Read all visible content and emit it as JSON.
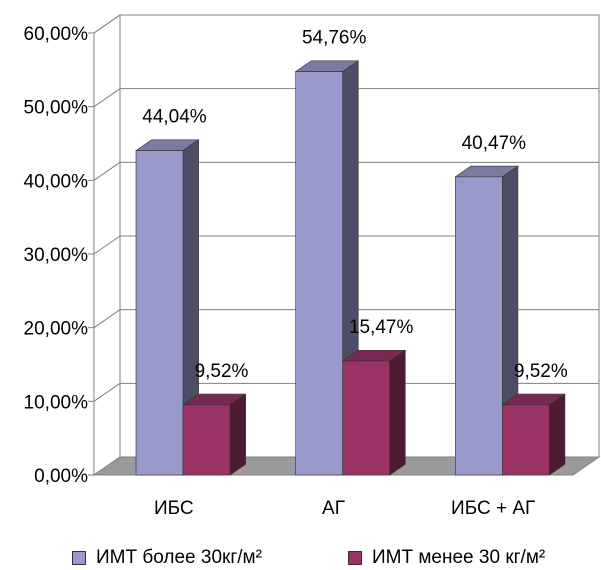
{
  "chart_data": {
    "type": "bar",
    "categories": [
      "ИБС",
      "АГ",
      "ИБС + АГ"
    ],
    "series": [
      {
        "name": "ИМТ более 30кг/м²",
        "values": [
          44.04,
          54.76,
          40.47
        ],
        "labels": [
          "44,04%",
          "54,76%",
          "40,47%"
        ],
        "color": "#9999cc"
      },
      {
        "name": "ИМТ менее 30 кг/м²",
        "values": [
          9.52,
          15.47,
          9.52
        ],
        "labels": [
          "9,52%",
          "15,47%",
          "9,52%"
        ],
        "color": "#993366"
      }
    ],
    "yticks": [
      "0,00%",
      "10,00%",
      "20,00%",
      "30,00%",
      "40,00%",
      "50,00%",
      "60,00%"
    ],
    "ylim": [
      0,
      60
    ],
    "grid": true,
    "legend_position": "bottom"
  }
}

» What is required
Above are the records; reproduce them exactly and leave out the pictures.

» Result
Read all visible content and emit it as JSON.
{
  "chart_data": {
    "type": "bar",
    "categories": [
      "ИБС",
      "АГ",
      "ИБС + АГ"
    ],
    "series": [
      {
        "name": "ИМТ более 30кг/м²",
        "values": [
          44.04,
          54.76,
          40.47
        ],
        "labels": [
          "44,04%",
          "54,76%",
          "40,47%"
        ],
        "color": "#9999cc"
      },
      {
        "name": "ИМТ менее 30 кг/м²",
        "values": [
          9.52,
          15.47,
          9.52
        ],
        "labels": [
          "9,52%",
          "15,47%",
          "9,52%"
        ],
        "color": "#993366"
      }
    ],
    "yticks": [
      "0,00%",
      "10,00%",
      "20,00%",
      "30,00%",
      "40,00%",
      "50,00%",
      "60,00%"
    ],
    "ylim": [
      0,
      60
    ],
    "grid": true,
    "legend_position": "bottom"
  }
}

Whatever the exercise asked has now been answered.